**DIRECTIONS FOR THIS TASK**
Reproduce all entries precisely, down to the last character.

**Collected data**
** begin **

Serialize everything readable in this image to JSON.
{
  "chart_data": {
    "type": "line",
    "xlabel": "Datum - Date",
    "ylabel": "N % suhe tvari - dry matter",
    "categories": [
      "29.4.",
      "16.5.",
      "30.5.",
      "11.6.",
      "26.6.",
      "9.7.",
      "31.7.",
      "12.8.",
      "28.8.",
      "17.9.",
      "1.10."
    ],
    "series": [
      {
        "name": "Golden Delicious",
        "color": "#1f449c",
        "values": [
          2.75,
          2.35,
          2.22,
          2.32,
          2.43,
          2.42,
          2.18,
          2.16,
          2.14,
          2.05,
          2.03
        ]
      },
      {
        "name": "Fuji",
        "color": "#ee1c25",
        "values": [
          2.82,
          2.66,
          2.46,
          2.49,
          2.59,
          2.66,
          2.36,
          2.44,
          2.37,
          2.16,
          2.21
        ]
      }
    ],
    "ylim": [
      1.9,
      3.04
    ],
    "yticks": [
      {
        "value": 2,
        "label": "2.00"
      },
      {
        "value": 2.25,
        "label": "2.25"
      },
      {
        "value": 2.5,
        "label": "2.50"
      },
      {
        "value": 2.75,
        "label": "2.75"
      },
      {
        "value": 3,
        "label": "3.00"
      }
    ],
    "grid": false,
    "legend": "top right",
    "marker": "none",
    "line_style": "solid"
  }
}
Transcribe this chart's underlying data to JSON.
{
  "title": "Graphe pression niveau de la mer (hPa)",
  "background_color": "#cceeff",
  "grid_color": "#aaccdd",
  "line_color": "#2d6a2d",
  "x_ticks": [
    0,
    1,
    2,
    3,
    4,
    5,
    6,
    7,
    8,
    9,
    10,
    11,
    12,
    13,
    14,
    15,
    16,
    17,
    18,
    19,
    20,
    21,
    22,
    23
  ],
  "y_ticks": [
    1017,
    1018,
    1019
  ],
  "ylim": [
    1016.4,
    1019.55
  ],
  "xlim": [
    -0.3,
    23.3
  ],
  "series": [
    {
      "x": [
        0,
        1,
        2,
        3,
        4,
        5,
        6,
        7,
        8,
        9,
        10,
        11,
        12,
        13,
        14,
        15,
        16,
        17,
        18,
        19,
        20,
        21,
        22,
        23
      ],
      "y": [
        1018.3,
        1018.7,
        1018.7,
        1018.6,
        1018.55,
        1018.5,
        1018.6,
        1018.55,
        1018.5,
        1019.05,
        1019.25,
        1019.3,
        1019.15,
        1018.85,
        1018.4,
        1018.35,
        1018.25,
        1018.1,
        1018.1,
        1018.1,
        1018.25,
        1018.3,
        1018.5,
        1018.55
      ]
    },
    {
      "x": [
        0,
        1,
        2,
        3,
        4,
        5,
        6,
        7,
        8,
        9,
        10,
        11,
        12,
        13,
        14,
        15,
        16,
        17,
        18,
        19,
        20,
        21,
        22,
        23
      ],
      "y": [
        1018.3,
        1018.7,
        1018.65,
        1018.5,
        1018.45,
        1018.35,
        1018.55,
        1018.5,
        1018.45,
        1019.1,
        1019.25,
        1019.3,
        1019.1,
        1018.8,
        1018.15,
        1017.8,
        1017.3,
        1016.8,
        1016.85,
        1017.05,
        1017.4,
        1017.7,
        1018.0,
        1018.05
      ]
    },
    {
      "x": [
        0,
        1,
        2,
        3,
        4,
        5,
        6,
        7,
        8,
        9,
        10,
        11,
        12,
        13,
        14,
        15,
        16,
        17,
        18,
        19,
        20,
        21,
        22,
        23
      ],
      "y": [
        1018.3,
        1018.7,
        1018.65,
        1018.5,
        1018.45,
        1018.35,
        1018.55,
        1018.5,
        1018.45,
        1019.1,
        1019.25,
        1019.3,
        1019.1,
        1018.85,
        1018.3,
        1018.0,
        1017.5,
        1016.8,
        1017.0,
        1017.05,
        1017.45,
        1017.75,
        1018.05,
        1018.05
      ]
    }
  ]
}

** end **

**SOLUTION TO THE PROBLEM**
Serialize everything readable in this image to JSON.
{
  "chart_data": {
    "type": "line",
    "xlabel": "Datum - Date",
    "ylabel": "N % suhe tvari - dry matter",
    "categories": [
      "29.4.",
      "16.5.",
      "30.5.",
      "11.6.",
      "26.6.",
      "9.7.",
      "31.7.",
      "12.8.",
      "28.8.",
      "17.9.",
      "1.10."
    ],
    "series": [
      {
        "name": "Golden Delicious",
        "color": "#1f449c",
        "values": [
          2.75,
          2.35,
          2.22,
          2.32,
          2.43,
          2.42,
          2.18,
          2.16,
          2.14,
          2.05,
          2.03
        ]
      },
      {
        "name": "Fuji",
        "color": "#ee1c25",
        "values": [
          2.82,
          2.66,
          2.46,
          2.49,
          2.59,
          2.66,
          2.36,
          2.44,
          2.37,
          2.16,
          2.21
        ]
      }
    ],
    "ylim": [
      1.9,
      3.04
    ],
    "yticks": [
      {
        "value": 2,
        "label": "2.00"
      },
      {
        "value": 2.25,
        "label": "2.25"
      },
      {
        "value": 2.5,
        "label": "2.50"
      },
      {
        "value": 2.75,
        "label": "2.75"
      },
      {
        "value": 3,
        "label": "3.00"
      }
    ],
    "grid": false,
    "legend": "top right",
    "marker": "none",
    "line_style": "solid"
  }
}
Transcribe this chart's underlying data to JSON.
{
  "title": "Graphe pression niveau de la mer (hPa)",
  "background_color": "#cceeff",
  "grid_color": "#aaccdd",
  "line_color": "#2d6a2d",
  "x_ticks": [
    0,
    1,
    2,
    3,
    4,
    5,
    6,
    7,
    8,
    9,
    10,
    11,
    12,
    13,
    14,
    15,
    16,
    17,
    18,
    19,
    20,
    21,
    22,
    23
  ],
  "y_ticks": [
    1017,
    1018,
    1019
  ],
  "ylim": [
    1016.4,
    1019.55
  ],
  "xlim": [
    -0.3,
    23.3
  ],
  "series": [
    {
      "x": [
        0,
        1,
        2,
        3,
        4,
        5,
        6,
        7,
        8,
        9,
        10,
        11,
        12,
        13,
        14,
        15,
        16,
        17,
        18,
        19,
        20,
        21,
        22,
        23
      ],
      "y": [
        1018.3,
        1018.7,
        1018.7,
        1018.6,
        1018.55,
        1018.5,
        1018.6,
        1018.55,
        1018.5,
        1019.05,
        1019.25,
        1019.3,
        1019.15,
        1018.85,
        1018.4,
        1018.35,
        1018.25,
        1018.1,
        1018.1,
        1018.1,
        1018.25,
        1018.3,
        1018.5,
        1018.55
      ]
    },
    {
      "x": [
        0,
        1,
        2,
        3,
        4,
        5,
        6,
        7,
        8,
        9,
        10,
        11,
        12,
        13,
        14,
        15,
        16,
        17,
        18,
        19,
        20,
        21,
        22,
        23
      ],
      "y": [
        1018.3,
        1018.7,
        1018.65,
        1018.5,
        1018.45,
        1018.35,
        1018.55,
        1018.5,
        1018.45,
        1019.1,
        1019.25,
        1019.3,
        1019.1,
        1018.8,
        1018.15,
        1017.8,
        1017.3,
        1016.8,
        1016.85,
        1017.05,
        1017.4,
        1017.7,
        1018.0,
        1018.05
      ]
    },
    {
      "x": [
        0,
        1,
        2,
        3,
        4,
        5,
        6,
        7,
        8,
        9,
        10,
        11,
        12,
        13,
        14,
        15,
        16,
        17,
        18,
        19,
        20,
        21,
        22,
        23
      ],
      "y": [
        1018.3,
        1018.7,
        1018.65,
        1018.5,
        1018.45,
        1018.35,
        1018.55,
        1018.5,
        1018.45,
        1019.1,
        1019.25,
        1019.3,
        1019.1,
        1018.85,
        1018.3,
        1018.0,
        1017.5,
        1016.8,
        1017.0,
        1017.05,
        1017.45,
        1017.75,
        1018.05,
        1018.05
      ]
    }
  ]
}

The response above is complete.